■ Exercise objective: Reproduce the data exactly and drop any pictures it holds.
# Information shown start
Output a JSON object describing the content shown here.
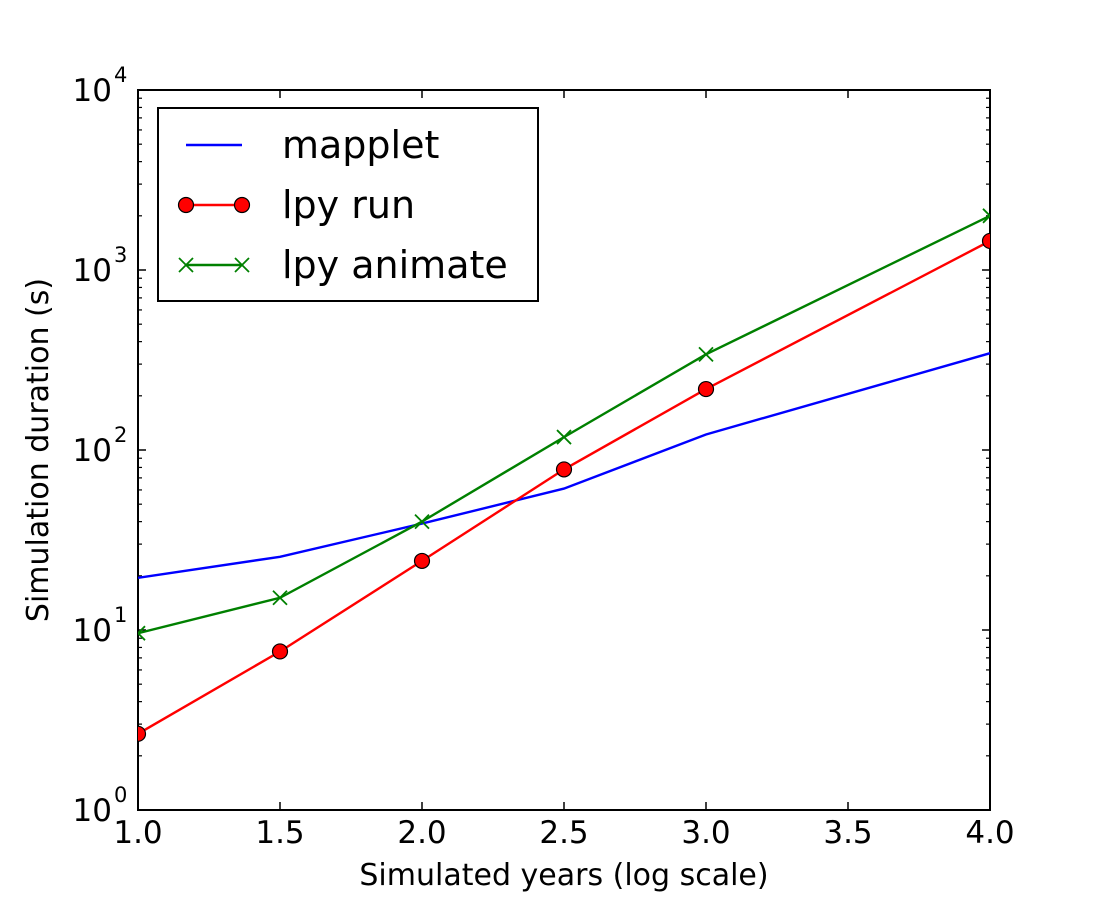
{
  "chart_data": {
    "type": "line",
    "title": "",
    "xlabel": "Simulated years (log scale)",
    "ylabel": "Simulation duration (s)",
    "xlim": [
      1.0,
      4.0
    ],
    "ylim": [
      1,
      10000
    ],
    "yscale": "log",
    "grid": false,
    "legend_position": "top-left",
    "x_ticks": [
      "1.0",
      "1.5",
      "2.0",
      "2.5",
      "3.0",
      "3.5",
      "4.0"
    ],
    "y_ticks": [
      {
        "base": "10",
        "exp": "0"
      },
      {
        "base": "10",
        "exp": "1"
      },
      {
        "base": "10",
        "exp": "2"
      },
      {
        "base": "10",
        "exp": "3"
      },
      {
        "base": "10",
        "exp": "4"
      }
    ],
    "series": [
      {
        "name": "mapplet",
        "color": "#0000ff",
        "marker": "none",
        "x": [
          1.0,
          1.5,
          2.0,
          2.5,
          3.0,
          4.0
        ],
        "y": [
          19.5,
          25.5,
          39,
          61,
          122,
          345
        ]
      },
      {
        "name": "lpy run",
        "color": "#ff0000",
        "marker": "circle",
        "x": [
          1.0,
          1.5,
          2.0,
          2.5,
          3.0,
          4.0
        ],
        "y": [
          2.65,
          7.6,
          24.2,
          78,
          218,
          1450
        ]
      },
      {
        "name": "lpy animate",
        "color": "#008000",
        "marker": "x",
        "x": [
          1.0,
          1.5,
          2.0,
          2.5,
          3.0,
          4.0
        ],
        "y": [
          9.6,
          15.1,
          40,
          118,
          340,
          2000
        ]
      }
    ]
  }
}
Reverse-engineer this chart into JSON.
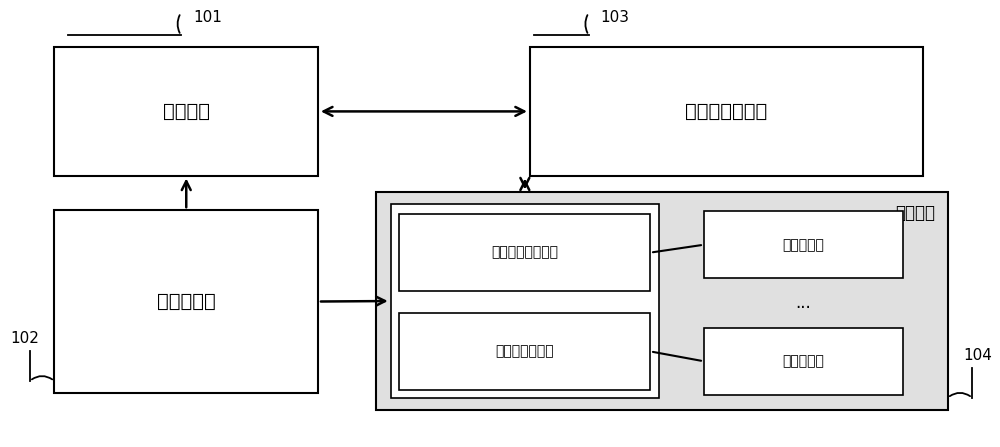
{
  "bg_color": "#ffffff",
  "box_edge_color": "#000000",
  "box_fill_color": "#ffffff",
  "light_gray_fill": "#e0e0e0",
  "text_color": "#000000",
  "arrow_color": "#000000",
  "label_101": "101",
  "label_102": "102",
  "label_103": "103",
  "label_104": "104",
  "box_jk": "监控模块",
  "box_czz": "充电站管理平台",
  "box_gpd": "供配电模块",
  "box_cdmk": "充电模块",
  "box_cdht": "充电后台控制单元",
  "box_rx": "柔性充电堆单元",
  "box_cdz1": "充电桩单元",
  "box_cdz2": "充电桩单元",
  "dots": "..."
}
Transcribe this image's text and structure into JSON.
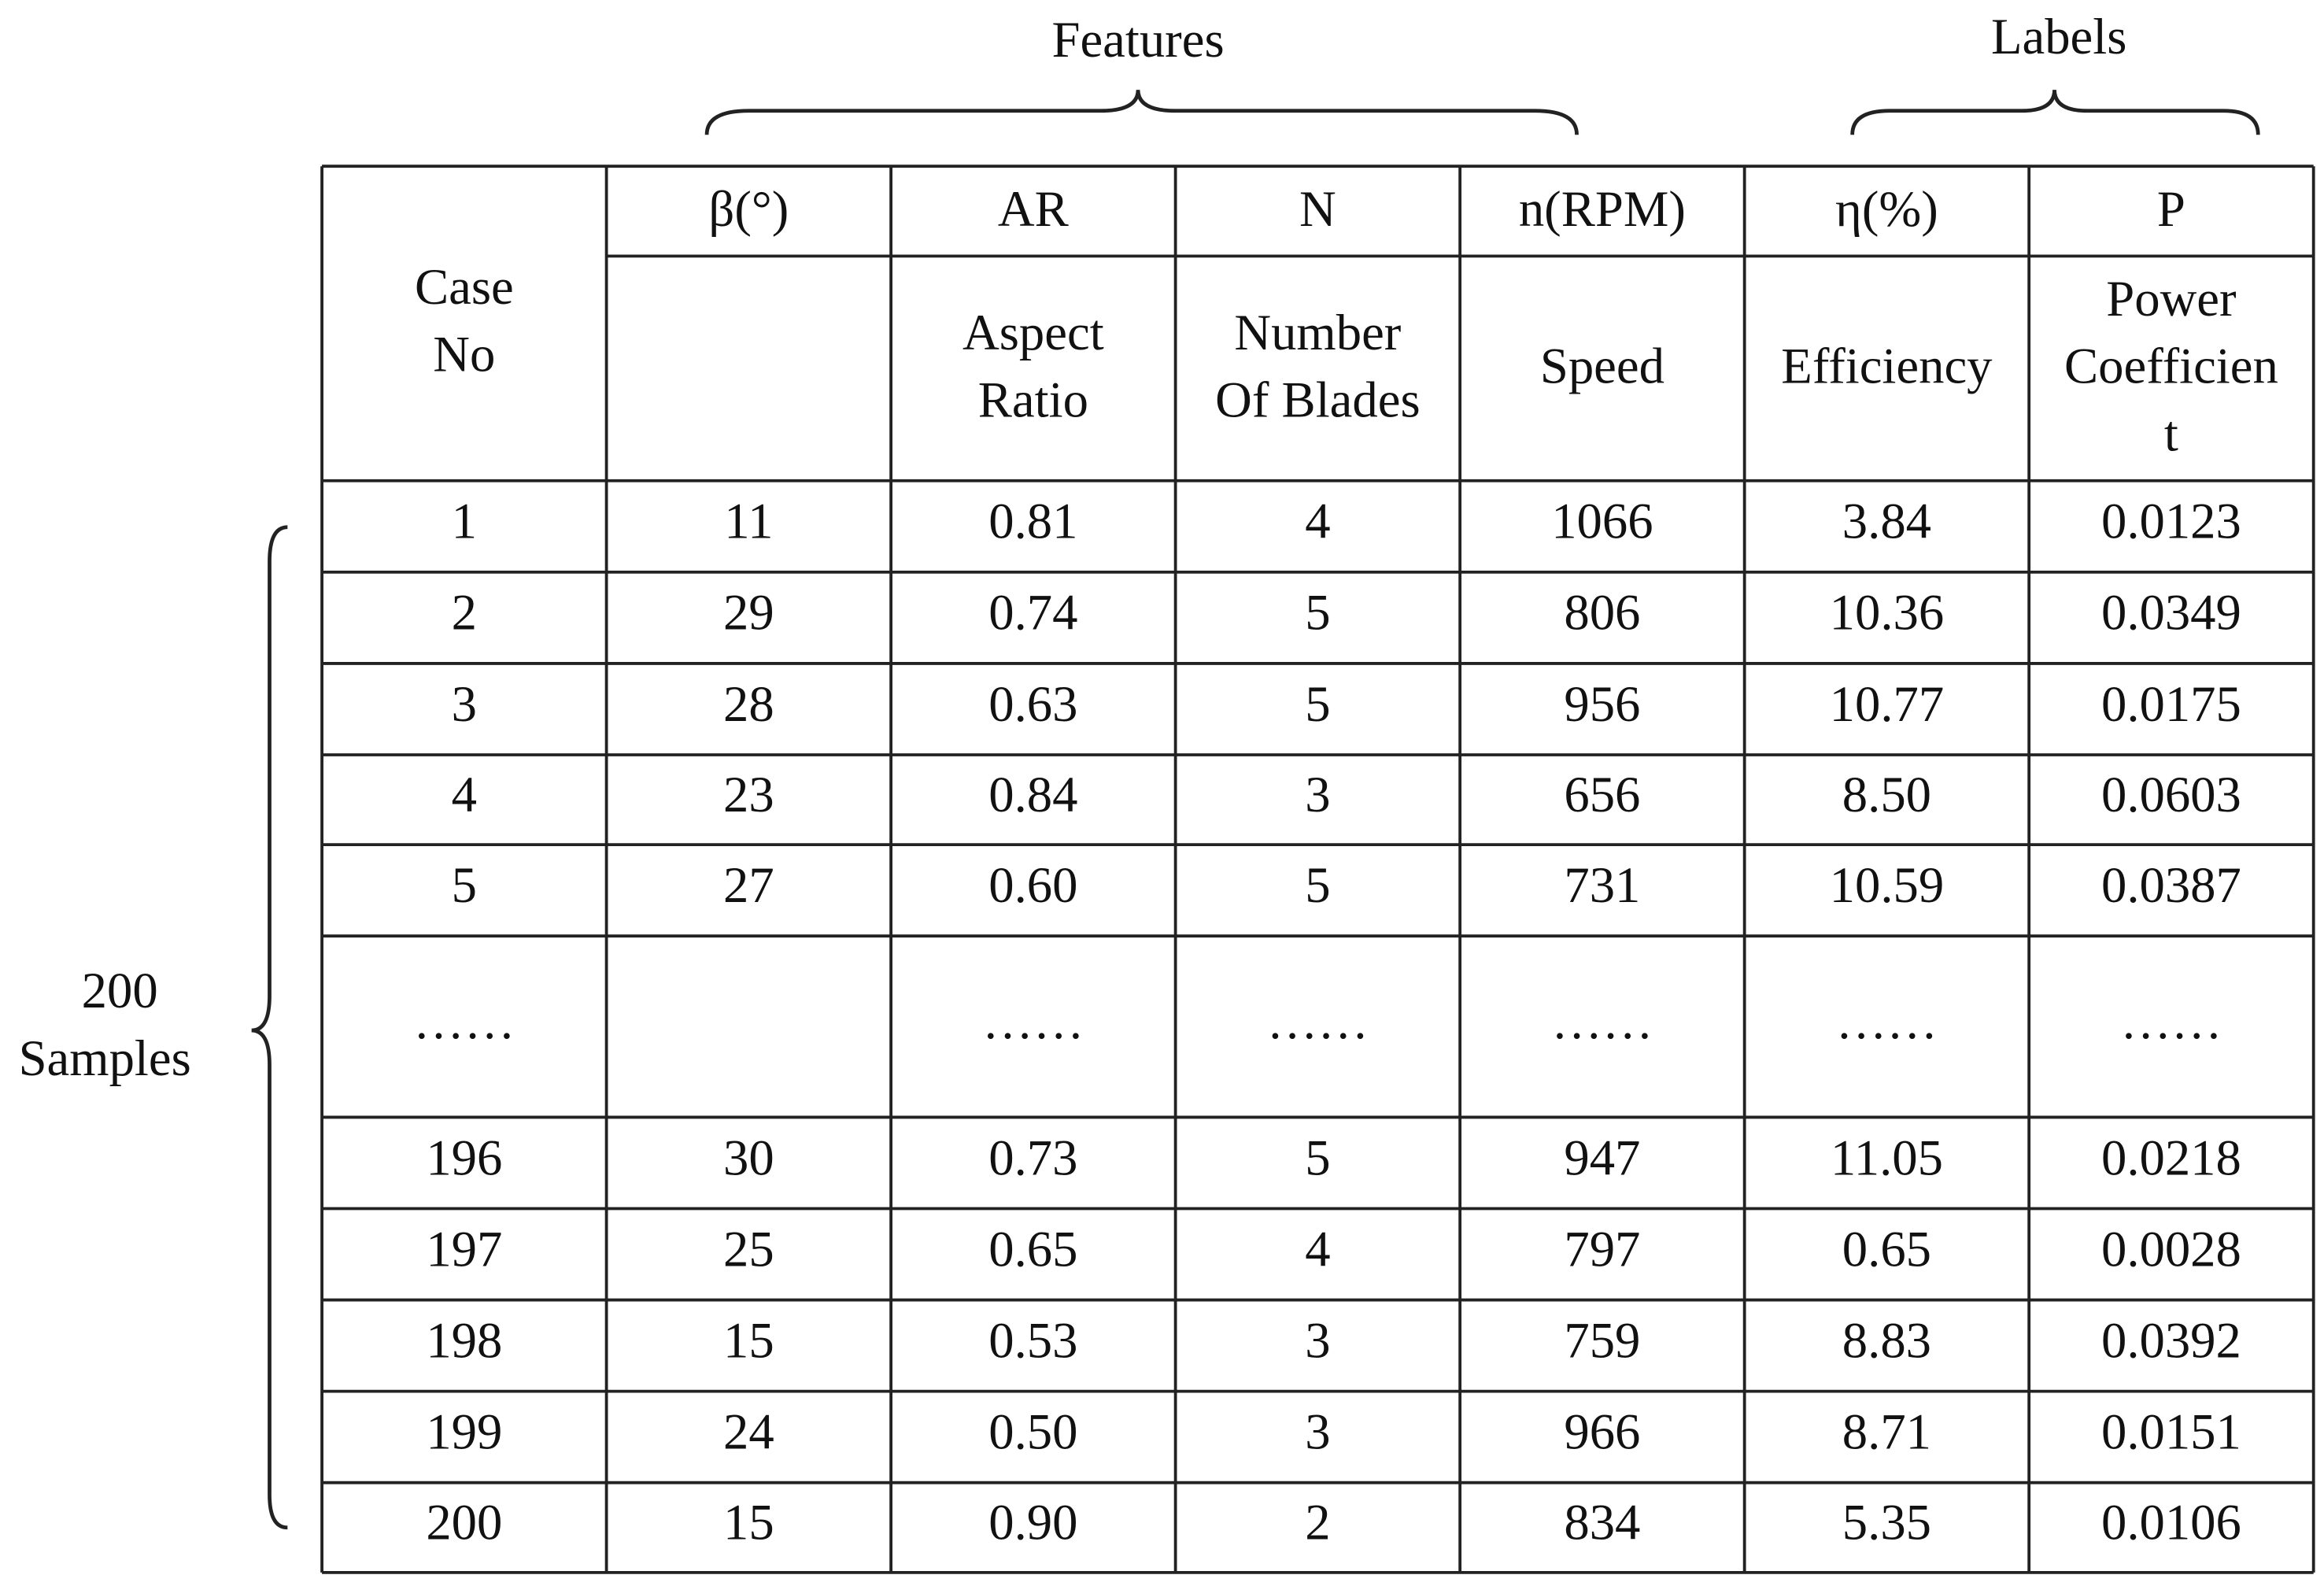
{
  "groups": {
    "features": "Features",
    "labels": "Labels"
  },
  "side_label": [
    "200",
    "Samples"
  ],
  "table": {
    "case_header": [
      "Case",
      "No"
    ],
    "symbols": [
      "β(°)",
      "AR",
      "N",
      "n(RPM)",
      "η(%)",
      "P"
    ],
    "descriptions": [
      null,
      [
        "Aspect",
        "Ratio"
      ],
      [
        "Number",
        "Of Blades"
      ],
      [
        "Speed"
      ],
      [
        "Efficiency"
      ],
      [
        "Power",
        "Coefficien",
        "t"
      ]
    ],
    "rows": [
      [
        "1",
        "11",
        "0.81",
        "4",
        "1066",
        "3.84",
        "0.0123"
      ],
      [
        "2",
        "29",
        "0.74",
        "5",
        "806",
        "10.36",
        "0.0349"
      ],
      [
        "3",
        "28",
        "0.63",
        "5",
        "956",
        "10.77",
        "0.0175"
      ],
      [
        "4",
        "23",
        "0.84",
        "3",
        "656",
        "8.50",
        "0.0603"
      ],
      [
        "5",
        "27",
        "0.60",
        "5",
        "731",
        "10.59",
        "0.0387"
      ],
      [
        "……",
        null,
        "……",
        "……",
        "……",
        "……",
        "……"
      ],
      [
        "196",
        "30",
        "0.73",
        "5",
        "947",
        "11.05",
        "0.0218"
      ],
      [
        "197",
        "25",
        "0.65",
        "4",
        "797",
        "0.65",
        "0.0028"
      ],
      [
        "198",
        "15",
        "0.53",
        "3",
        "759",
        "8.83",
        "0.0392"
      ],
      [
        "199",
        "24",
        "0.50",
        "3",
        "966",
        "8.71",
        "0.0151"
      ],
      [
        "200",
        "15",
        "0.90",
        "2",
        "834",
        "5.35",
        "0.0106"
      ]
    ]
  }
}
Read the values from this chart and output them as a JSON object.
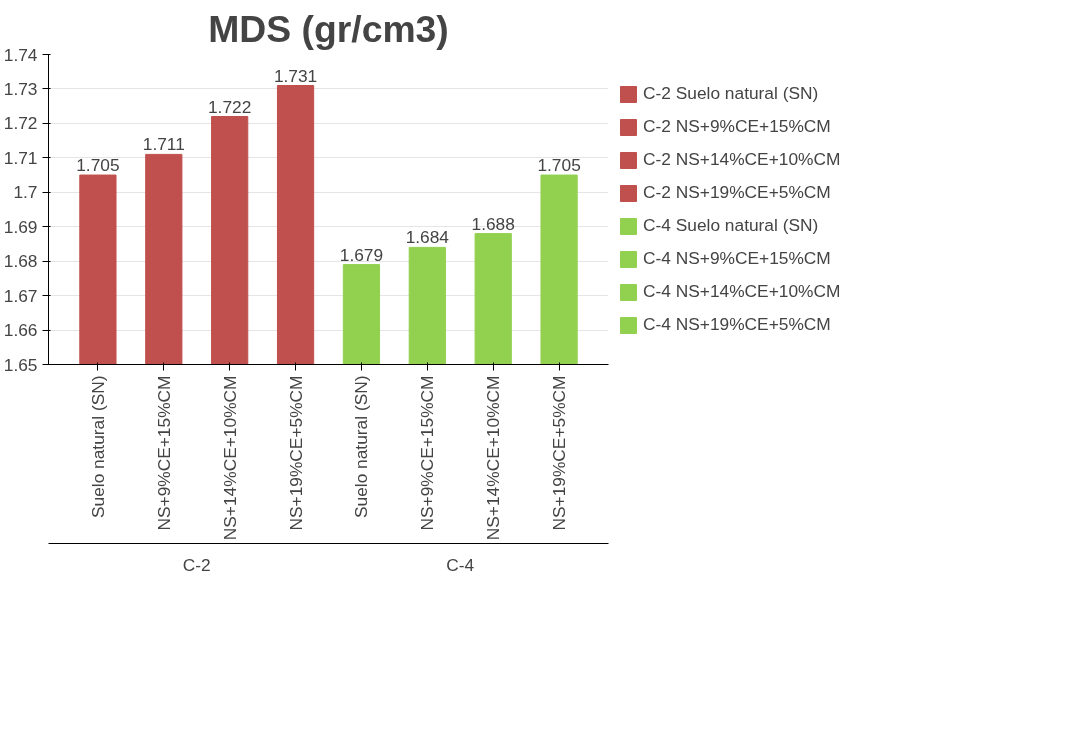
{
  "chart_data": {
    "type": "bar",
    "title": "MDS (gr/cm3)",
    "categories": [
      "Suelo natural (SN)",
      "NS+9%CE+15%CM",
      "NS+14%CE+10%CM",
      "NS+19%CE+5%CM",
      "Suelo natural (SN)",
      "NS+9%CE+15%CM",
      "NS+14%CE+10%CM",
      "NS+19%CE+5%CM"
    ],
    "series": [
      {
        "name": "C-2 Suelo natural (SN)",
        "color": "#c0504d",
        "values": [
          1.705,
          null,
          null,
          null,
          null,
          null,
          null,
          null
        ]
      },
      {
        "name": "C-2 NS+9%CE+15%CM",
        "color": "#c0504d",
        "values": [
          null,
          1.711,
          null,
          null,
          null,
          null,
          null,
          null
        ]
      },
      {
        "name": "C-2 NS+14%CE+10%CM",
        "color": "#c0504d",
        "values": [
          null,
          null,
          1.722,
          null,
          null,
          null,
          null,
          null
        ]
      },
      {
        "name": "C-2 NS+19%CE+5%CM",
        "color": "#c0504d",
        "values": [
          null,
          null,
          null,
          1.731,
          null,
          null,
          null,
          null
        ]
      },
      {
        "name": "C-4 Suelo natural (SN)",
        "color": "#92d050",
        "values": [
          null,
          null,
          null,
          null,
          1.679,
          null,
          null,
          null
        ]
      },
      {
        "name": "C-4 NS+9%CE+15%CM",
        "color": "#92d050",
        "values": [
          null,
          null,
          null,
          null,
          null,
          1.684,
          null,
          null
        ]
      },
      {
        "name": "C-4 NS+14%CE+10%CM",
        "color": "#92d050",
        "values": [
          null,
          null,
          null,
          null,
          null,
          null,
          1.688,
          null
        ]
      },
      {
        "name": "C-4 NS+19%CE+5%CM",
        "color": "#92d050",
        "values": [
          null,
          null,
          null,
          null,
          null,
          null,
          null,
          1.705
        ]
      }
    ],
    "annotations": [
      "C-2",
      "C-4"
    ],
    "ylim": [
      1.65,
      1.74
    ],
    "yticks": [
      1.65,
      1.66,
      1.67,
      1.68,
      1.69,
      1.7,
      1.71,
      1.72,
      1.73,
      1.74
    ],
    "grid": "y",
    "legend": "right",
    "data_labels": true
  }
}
# Information shown end
■ Completed exercise:
Output a JSON object describing the content shown here.
{
  "chart_data": {
    "type": "line",
    "title": "",
    "xlabel": "Simulated years (log scale)",
    "ylabel": "Simulation duration (s)",
    "xlim": [
      1.0,
      4.0
    ],
    "ylim": [
      1,
      10000
    ],
    "yscale": "log",
    "grid": false,
    "legend_position": "top-left",
    "x_ticks": [
      "1.0",
      "1.5",
      "2.0",
      "2.5",
      "3.0",
      "3.5",
      "4.0"
    ],
    "y_ticks": [
      {
        "base": "10",
        "exp": "0"
      },
      {
        "base": "10",
        "exp": "1"
      },
      {
        "base": "10",
        "exp": "2"
      },
      {
        "base": "10",
        "exp": "3"
      },
      {
        "base": "10",
        "exp": "4"
      }
    ],
    "series": [
      {
        "name": "mapplet",
        "color": "#0000ff",
        "marker": "none",
        "x": [
          1.0,
          1.5,
          2.0,
          2.5,
          3.0,
          4.0
        ],
        "y": [
          19.5,
          25.5,
          39,
          61,
          122,
          345
        ]
      },
      {
        "name": "lpy run",
        "color": "#ff0000",
        "marker": "circle",
        "x": [
          1.0,
          1.5,
          2.0,
          2.5,
          3.0,
          4.0
        ],
        "y": [
          2.65,
          7.6,
          24.2,
          78,
          218,
          1450
        ]
      },
      {
        "name": "lpy animate",
        "color": "#008000",
        "marker": "x",
        "x": [
          1.0,
          1.5,
          2.0,
          2.5,
          3.0,
          4.0
        ],
        "y": [
          9.6,
          15.1,
          40,
          118,
          340,
          2000
        ]
      }
    ]
  }
}
Reverse-engineer this chart into JSON.
{
  "bg_color": "#ffffff",
  "box_edge_color": "#000000",
  "box_fill_color": "#ffffff",
  "light_gray_fill": "#e0e0e0",
  "text_color": "#000000",
  "arrow_color": "#000000",
  "label_101": "101",
  "label_102": "102",
  "label_103": "103",
  "label_104": "104",
  "box_jk": "监控模块",
  "box_czz": "充电站管理平台",
  "box_gpd": "供配电模块",
  "box_cdmk": "充电模块",
  "box_cdht": "充电后台控制单元",
  "box_rx": "柔性充电堆单元",
  "box_cdz1": "充电桩单元",
  "box_cdz2": "充电桩单元",
  "dots": "..."
}
Transcribe this image's text and structure into JSON.
{
  "groups": {
    "features": "Features",
    "labels": "Labels"
  },
  "side_label": [
    "200",
    "Samples"
  ],
  "table": {
    "case_header": [
      "Case",
      "No"
    ],
    "symbols": [
      "β(°)",
      "AR",
      "N",
      "n(RPM)",
      "η(%)",
      "P"
    ],
    "descriptions": [
      null,
      [
        "Aspect",
        "Ratio"
      ],
      [
        "Number",
        "Of Blades"
      ],
      [
        "Speed"
      ],
      [
        "Efficiency"
      ],
      [
        "Power",
        "Coefficien",
        "t"
      ]
    ],
    "rows": [
      [
        "1",
        "11",
        "0.81",
        "4",
        "1066",
        "3.84",
        "0.0123"
      ],
      [
        "2",
        "29",
        "0.74",
        "5",
        "806",
        "10.36",
        "0.0349"
      ],
      [
        "3",
        "28",
        "0.63",
        "5",
        "956",
        "10.77",
        "0.0175"
      ],
      [
        "4",
        "23",
        "0.84",
        "3",
        "656",
        "8.50",
        "0.0603"
      ],
      [
        "5",
        "27",
        "0.60",
        "5",
        "731",
        "10.59",
        "0.0387"
      ],
      [
        "……",
        null,
        "……",
        "……",
        "……",
        "……",
        "……"
      ],
      [
        "196",
        "30",
        "0.73",
        "5",
        "947",
        "11.05",
        "0.0218"
      ],
      [
        "197",
        "25",
        "0.65",
        "4",
        "797",
        "0.65",
        "0.0028"
      ],
      [
        "198",
        "15",
        "0.53",
        "3",
        "759",
        "8.83",
        "0.0392"
      ],
      [
        "199",
        "24",
        "0.50",
        "3",
        "966",
        "8.71",
        "0.0151"
      ],
      [
        "200",
        "15",
        "0.90",
        "2",
        "834",
        "5.35",
        "0.0106"
      ]
    ]
  }
}
Read the values from this chart and output them as a JSON object.
{
  "chart_data": {
    "type": "bar",
    "title": "MDS (gr/cm3)",
    "categories": [
      "Suelo natural (SN)",
      "NS+9%CE+15%CM",
      "NS+14%CE+10%CM",
      "NS+19%CE+5%CM",
      "Suelo natural (SN)",
      "NS+9%CE+15%CM",
      "NS+14%CE+10%CM",
      "NS+19%CE+5%CM"
    ],
    "series": [
      {
        "name": "C-2 Suelo natural (SN)",
        "color": "#c0504d",
        "values": [
          1.705,
          null,
          null,
          null,
          null,
          null,
          null,
          null
        ]
      },
      {
        "name": "C-2 NS+9%CE+15%CM",
        "color": "#c0504d",
        "values": [
          null,
          1.711,
          null,
          null,
          null,
          null,
          null,
          null
        ]
      },
      {
        "name": "C-2 NS+14%CE+10%CM",
        "color": "#c0504d",
        "values": [
          null,
          null,
          1.722,
          null,
          null,
          null,
          null,
          null
        ]
      },
      {
        "name": "C-2 NS+19%CE+5%CM",
        "color": "#c0504d",
        "values": [
          null,
          null,
          null,
          1.731,
          null,
          null,
          null,
          null
        ]
      },
      {
        "name": "C-4 Suelo natural (SN)",
        "color": "#92d050",
        "values": [
          null,
          null,
          null,
          null,
          1.679,
          null,
          null,
          null
        ]
      },
      {
        "name": "C-4 NS+9%CE+15%CM",
        "color": "#92d050",
        "values": [
          null,
          null,
          null,
          null,
          null,
          1.684,
          null,
          null
        ]
      },
      {
        "name": "C-4 NS+14%CE+10%CM",
        "color": "#92d050",
        "values": [
          null,
          null,
          null,
          null,
          null,
          null,
          1.688,
          null
        ]
      },
      {
        "name": "C-4 NS+19%CE+5%CM",
        "color": "#92d050",
        "values": [
          null,
          null,
          null,
          null,
          null,
          null,
          null,
          1.705
        ]
      }
    ],
    "annotations": [
      "C-2",
      "C-4"
    ],
    "ylim": [
      1.65,
      1.74
    ],
    "yticks": [
      1.65,
      1.66,
      1.67,
      1.68,
      1.69,
      1.7,
      1.71,
      1.72,
      1.73,
      1.74
    ],
    "grid": "y",
    "legend": "right",
    "data_labels": true
  }
}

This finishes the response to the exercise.